▶ **Supplied text**:
At one point, he lowers his instrument and strums it like a guitar while whistling a tune. Even some of the serious Polish musicians in black tie behind him on stage can't suppress a look of amazement.

The video has been watched almost 1 million times, earning cheers for its brilliance and audacity ("A freakin' genius!" reads one comment on YouTube) and boos from some for its supposed bad taste ("What a travesty!" writes another viewer). But the bigger question it raised for many was far more basic: Who is this guy?

Gilles Apap is an Algerian-born French violinist with a superb technique and a stellar classical pedigree. He was a protégé of the great violinist Yehudi Menuhin and was recognized in his 20s as a big-time classical talent. For a brief period in the 1990s, he was on the fast track toward a major career, with a powerful New York management agency behind him and a recording contract with Sony Classical.

But the life did not fit, and after a few years Apap walked away from it all, retreating first to Santa Barbara and then to the quiet of Arroyo Grande in Southern California. In the intervening years, he has taken his elite conservatory training and, in short, gone rogue.

Now 45, he is a classical violinist living off the grid, a staggeringly versatile player with a conviction that all music is created equal. He has immersed himself deeply in nonclassical traditions - Irish music, old-time fiddling, bluegrass, and Indian music - yet he hates the term "crossover," seeing it as a cynical marketing category. (He describes himself as "a classical violinist who enjoys playing sessions.") Whatever the label, there is no mistaking the sense of freedom and spontaneity he finds in these traditions - qualities he tries to channel back into his classical performance.

With his self-deprecating jokes and easygoing manner, Apap is far too laid back to be a missionary for any particular cause, and too sincere a musician to play the role of the industry jester or the hardened rebel. But he has joined the slender ranks of underground indie classical soloists, such as the cellist Matt Haimovitz, who are making careers by their own rules and starting to get results. Moreover, his wide-ranging musical travels and his sometimes hilariously whimsical approach make him a blast of fresh air in an intensely serious classical music world bent on a meticulous pursuit of the sublime.

Music was not always a source of so much joy for Apap. As a teenager in Nice, he had such a tortured relationship to his art that he once purposefully slammed his finger in a heavy door to get out of playing a concert and possibly end his days as a violinist. The gruesome stunt got him out of the concert, but his finger quickly healed and he kept playing, going on to win a prize at Menuhin's competition for his performance of Bartok's Second Violin Sonata. More important, he won the backing of that grand eminence of the violin.

Menuhin introduced Apap to the French director Bruno Monsaingeon, who made a documentary - "The Unknown Fiddler of Santa Barbara" (1993) - that won Apap an instant cult following. Other musicians he met along the way helped him deepen his interest in folk music.

These days, you might find him soloing with an orchestra one night and playing at a local square dance near his hometown the next. Most recently, Apap has been in Boston rehearsing for performances of the formidable and lushly dissonant Berg Violin Concerto with the Boston Philharmonic this weekend.

In person Apap exudes a relaxed, happy-go-lucky vibe, a combination of French cool and sun-baked California mellowness that seems to put other musicians around him at ease. "It's just what I do," he said over lunch. "I bring my violin and try to find the most natural way of making music."

▶ **Tasks to carry out**:
- 1) Write out the passage of the Gilles Apap article starting with "But the life" and going on through "his classical performance.".
- 2) Name each nonclassical tradition that the Gilles Apap article says he has immersed himself in.
The lines after this point have no connection to the Gilles Apap article.

▶ **Items**:
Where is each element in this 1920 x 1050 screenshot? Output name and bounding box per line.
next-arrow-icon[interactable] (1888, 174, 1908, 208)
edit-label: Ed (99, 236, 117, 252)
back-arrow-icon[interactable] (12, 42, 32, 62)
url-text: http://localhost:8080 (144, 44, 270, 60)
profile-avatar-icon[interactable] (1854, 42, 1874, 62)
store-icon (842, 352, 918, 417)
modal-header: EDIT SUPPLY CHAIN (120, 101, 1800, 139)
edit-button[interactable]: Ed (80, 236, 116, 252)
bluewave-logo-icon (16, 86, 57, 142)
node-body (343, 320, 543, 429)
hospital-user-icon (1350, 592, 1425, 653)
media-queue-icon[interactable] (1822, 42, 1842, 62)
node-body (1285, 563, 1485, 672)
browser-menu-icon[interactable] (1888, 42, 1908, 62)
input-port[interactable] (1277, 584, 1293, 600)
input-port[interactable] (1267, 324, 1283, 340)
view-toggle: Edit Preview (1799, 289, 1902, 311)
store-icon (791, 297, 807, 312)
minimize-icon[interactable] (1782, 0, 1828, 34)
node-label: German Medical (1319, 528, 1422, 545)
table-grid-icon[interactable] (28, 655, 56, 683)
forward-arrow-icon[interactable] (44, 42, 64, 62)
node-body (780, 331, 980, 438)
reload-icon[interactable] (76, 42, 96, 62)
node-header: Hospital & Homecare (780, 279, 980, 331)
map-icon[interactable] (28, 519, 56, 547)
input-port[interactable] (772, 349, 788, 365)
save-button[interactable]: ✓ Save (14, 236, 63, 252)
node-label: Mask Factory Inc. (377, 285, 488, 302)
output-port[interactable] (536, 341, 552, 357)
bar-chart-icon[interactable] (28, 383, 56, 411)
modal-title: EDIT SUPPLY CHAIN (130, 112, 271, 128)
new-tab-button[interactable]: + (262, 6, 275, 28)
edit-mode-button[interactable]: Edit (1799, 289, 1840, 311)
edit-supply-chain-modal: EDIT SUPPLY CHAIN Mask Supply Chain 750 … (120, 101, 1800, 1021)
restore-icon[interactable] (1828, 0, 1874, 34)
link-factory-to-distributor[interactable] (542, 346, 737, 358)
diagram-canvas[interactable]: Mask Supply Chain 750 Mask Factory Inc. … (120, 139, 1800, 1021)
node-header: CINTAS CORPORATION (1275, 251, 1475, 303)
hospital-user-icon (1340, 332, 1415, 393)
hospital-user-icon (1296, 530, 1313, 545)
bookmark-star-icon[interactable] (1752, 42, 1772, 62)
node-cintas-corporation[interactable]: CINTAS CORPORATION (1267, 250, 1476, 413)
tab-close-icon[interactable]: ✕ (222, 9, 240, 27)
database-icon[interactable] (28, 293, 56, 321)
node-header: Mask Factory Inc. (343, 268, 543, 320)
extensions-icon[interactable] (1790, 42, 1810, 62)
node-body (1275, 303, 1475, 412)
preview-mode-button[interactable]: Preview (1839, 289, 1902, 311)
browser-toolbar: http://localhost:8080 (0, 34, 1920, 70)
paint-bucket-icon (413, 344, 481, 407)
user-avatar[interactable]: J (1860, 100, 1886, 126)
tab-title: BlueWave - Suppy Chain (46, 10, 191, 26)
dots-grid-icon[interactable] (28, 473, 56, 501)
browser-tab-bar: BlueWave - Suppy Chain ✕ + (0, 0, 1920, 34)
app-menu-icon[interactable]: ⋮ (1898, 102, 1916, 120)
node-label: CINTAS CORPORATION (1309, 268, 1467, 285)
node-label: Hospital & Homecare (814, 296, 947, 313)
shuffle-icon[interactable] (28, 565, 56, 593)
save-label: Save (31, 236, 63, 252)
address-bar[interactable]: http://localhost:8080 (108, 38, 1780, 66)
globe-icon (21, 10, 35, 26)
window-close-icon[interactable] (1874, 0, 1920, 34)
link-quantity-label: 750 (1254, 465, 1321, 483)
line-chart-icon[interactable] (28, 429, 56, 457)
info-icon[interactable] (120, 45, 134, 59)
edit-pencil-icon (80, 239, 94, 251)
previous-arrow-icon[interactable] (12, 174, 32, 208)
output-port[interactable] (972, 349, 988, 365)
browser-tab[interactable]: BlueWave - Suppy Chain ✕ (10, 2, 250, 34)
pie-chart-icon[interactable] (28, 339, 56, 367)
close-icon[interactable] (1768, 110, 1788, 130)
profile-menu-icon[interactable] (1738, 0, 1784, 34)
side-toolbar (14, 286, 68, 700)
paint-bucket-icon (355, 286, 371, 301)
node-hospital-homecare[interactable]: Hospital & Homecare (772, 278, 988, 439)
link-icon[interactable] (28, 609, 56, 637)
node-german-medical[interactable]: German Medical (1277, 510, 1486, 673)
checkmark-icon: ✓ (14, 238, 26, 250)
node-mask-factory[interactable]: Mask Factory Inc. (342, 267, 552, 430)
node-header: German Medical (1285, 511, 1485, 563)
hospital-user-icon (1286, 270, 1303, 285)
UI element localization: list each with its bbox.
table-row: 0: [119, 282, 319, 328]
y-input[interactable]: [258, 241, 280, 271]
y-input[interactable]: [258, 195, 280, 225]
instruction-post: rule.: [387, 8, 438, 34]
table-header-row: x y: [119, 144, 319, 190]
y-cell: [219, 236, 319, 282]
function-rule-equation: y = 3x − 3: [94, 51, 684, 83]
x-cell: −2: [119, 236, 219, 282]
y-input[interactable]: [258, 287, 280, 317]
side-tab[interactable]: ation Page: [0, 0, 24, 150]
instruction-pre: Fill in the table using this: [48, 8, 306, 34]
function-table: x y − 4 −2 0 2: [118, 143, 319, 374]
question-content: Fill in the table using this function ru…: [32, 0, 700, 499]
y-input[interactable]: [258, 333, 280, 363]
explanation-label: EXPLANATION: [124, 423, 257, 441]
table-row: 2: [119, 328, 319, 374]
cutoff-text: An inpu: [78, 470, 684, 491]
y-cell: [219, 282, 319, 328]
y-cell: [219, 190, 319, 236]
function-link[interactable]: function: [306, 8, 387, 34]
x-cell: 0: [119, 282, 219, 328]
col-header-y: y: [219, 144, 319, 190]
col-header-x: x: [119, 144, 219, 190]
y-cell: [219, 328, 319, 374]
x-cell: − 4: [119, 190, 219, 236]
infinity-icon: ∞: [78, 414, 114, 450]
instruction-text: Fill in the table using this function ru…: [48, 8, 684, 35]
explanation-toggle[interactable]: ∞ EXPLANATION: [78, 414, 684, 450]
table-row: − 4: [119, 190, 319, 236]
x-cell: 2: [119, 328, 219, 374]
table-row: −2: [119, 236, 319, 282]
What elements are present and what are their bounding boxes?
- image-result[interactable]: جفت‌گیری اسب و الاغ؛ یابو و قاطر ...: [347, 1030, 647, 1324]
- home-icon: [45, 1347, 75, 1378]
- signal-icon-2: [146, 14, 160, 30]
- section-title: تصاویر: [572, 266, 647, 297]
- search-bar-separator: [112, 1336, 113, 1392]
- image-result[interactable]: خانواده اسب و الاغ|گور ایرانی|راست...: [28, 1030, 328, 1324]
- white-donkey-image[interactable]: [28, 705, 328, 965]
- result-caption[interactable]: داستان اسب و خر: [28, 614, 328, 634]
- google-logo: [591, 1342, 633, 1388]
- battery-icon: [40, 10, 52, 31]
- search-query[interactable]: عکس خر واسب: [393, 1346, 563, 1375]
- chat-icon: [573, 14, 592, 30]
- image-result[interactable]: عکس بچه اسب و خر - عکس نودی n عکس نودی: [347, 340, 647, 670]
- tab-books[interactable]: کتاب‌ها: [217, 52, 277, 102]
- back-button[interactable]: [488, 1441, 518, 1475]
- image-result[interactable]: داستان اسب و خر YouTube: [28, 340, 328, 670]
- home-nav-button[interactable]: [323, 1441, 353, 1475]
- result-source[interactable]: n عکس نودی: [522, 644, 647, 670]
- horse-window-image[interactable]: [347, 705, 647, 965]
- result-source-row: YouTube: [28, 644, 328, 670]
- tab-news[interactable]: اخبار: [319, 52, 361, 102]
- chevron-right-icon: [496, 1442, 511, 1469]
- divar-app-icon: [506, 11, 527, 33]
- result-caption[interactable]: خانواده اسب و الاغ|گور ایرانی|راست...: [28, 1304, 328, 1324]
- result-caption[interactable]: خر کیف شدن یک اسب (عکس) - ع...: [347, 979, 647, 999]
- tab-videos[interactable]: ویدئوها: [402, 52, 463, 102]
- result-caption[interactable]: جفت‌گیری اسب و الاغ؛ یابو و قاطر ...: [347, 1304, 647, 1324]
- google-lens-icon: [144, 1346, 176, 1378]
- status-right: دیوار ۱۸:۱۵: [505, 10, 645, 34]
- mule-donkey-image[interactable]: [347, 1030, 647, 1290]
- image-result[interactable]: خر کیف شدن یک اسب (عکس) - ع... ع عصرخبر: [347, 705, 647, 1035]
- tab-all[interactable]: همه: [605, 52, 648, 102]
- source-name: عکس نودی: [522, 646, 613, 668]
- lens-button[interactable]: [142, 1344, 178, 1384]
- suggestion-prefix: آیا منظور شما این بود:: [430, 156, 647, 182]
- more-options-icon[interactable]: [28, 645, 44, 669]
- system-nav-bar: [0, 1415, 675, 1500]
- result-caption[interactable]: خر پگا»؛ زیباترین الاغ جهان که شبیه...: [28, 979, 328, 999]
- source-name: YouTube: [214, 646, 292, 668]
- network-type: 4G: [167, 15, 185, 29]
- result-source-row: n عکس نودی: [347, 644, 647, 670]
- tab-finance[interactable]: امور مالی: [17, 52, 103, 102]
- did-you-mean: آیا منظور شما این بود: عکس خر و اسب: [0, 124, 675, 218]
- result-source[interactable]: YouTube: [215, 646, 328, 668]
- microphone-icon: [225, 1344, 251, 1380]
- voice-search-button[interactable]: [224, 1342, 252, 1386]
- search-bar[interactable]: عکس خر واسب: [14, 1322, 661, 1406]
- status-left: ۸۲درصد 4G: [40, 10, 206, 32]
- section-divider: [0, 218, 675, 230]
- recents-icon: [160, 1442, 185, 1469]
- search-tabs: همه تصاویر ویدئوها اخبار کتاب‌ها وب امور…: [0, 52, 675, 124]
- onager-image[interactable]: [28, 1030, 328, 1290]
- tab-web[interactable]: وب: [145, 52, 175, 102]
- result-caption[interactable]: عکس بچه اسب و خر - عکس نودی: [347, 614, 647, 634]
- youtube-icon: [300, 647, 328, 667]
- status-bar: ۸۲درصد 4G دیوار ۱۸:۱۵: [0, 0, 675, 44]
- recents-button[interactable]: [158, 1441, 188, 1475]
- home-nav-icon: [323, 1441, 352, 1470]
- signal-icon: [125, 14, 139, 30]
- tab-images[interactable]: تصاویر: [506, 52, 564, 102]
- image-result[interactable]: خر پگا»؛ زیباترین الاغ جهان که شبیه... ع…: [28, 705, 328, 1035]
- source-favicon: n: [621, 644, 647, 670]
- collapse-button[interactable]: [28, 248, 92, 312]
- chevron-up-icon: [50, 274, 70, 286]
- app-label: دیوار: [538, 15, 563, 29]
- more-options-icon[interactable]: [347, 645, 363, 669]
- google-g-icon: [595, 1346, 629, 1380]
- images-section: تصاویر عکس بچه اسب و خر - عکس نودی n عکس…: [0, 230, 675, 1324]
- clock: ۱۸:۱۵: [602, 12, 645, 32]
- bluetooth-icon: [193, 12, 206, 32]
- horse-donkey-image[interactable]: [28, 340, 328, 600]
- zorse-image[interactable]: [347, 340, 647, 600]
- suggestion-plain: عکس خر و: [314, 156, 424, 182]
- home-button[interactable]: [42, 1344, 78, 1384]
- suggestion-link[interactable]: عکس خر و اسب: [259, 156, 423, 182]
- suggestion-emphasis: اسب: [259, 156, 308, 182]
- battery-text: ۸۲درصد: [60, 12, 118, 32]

▶ **Worked answers**:
- 1)
But the life did not fit, and after a few years Apap walked away from it all, retreating first to Santa Barbara and then to the quiet of Arroyo Grande in Southern California. In the intervening years, he has taken his elite conservatory training and, in short, gone rogue.

Now 45, he is a classical violinist living off the grid, a staggeringly versatile player with a conviction that all music is created equal. He has immersed himself deeply in nonclassical traditions - Irish music, old-time fiddling, bluegrass, and Indian music - yet he hates the term "crossover," seeing it as a cynical marketing category. (He describes himself as "a classical violinist who enjoys playing sessions.") Whatever the label, there is no mistaking the sense of freedom and spontaneity he finds in these traditions - qualities he tries to channel back into his classical performance.

- 2) Irish music, old-time fiddling, bluegrass, Indian music